# Exercise prompt
Calculate how many lines in the following records hold the word "juste", and report that number without comment.

# Input for this task
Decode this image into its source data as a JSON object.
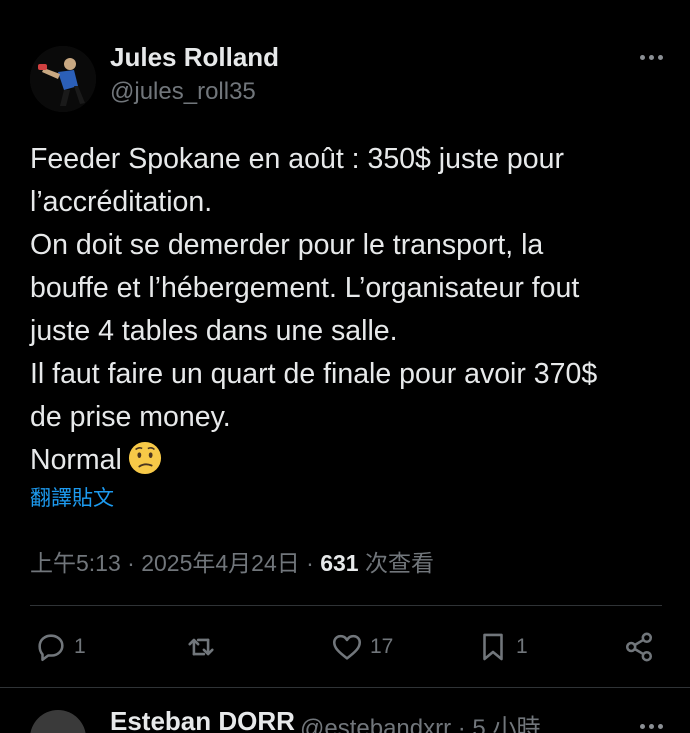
{
  "post": {
    "author_name": "Jules Rolland",
    "author_handle": "@jules_roll35",
    "text_lines": [
      "Feeder Spokane en août : 350$ juste pour",
      "l’accréditation.",
      "On doit se demerder pour le transport, la",
      "bouffe et l’hébergement. L’organisateur fout",
      "juste 4 tables dans une salle.",
      "Il faut faire un quart de finale pour avoir 370$",
      "de prise money.",
      "Normal"
    ],
    "emoji": "confused-face-icon",
    "translate_label": "翻譯貼文",
    "timestamp": "上午5:13 · 2025年4月24日 · ",
    "views_count": "631",
    "views_label": " 次查看"
  },
  "actions": {
    "reply_count": "1",
    "retweet_count": "",
    "like_count": "17",
    "bookmark_count": "1"
  },
  "next_post": {
    "author_name": "Esteban DORR",
    "author_handle": "@estebandxrr · 5 小時"
  },
  "colors": {
    "background": "#000000",
    "text": "#e7e9ea",
    "secondary": "#71767b",
    "link": "#1d9bf0",
    "divider": "#2f3336"
  }
}
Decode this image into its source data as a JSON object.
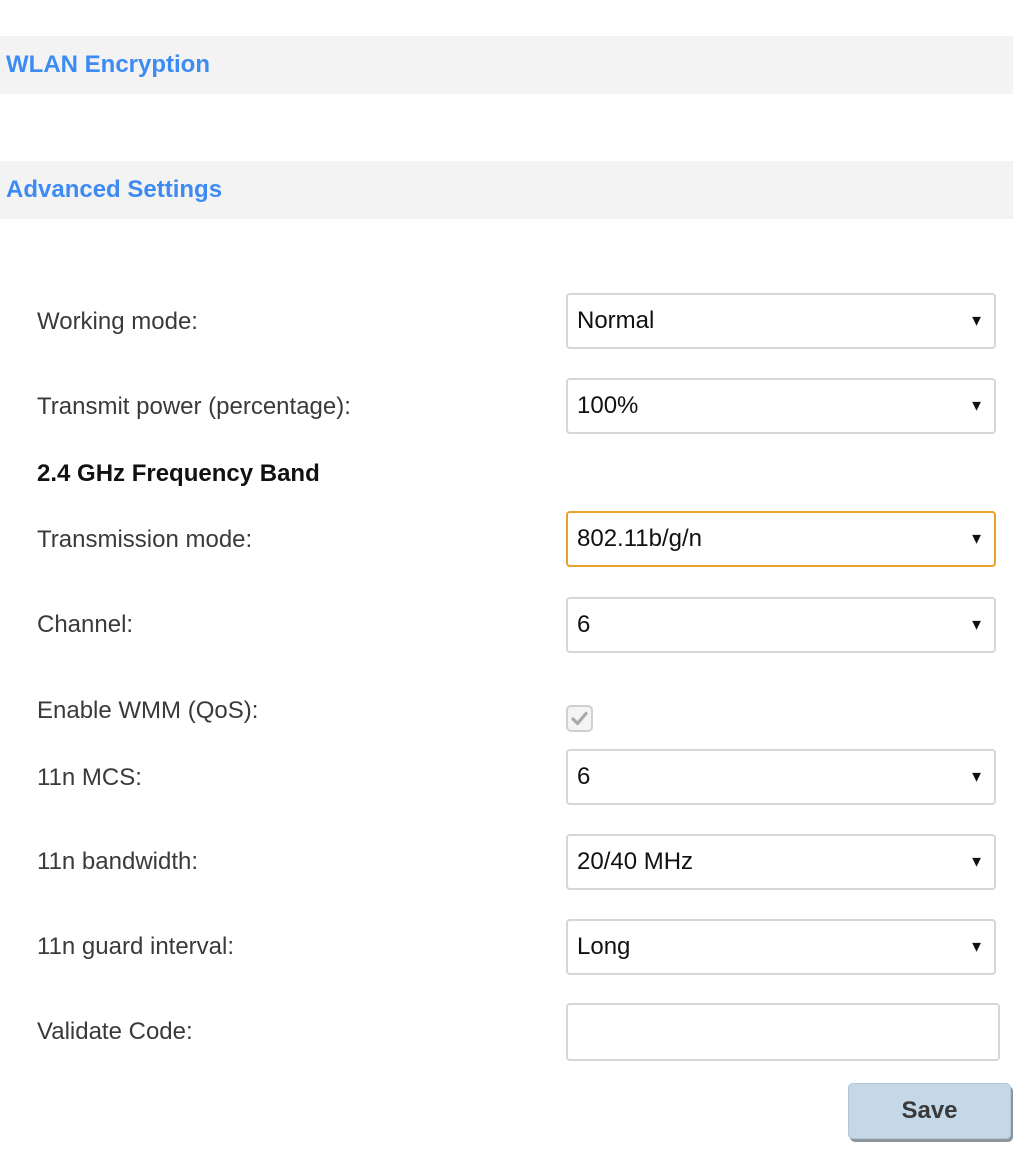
{
  "sections": {
    "wlan_encryption": "WLAN Encryption",
    "advanced_settings": "Advanced Settings"
  },
  "fields": {
    "working_mode": {
      "label": "Working mode:",
      "value": "Normal"
    },
    "transmit_power": {
      "label": "Transmit power (percentage):",
      "value": "100%"
    },
    "band_heading": "2.4 GHz Frequency Band",
    "transmission_mode": {
      "label": "Transmission mode:",
      "value": "802.11b/g/n"
    },
    "channel": {
      "label": "Channel:",
      "value": "6"
    },
    "wmm": {
      "label": "Enable WMM (QoS):",
      "checked": true
    },
    "mcs": {
      "label": "11n MCS:",
      "value": "6"
    },
    "bandwidth": {
      "label": "11n bandwidth:",
      "value": "20/40 MHz"
    },
    "guard_interval": {
      "label": "11n guard interval:",
      "value": "Long"
    },
    "validate_code": {
      "label": "Validate Code:",
      "value": "",
      "placeholder": ""
    }
  },
  "actions": {
    "save_label": "Save"
  },
  "icons": {
    "dropdown": "chevron-down-icon",
    "check": "check-icon"
  },
  "colors": {
    "section_title": "#3d8bf2",
    "section_bg": "#f3f3f3",
    "focus_border": "#e8a22c",
    "save_bg": "#c5d8e7"
  }
}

# Full solution
2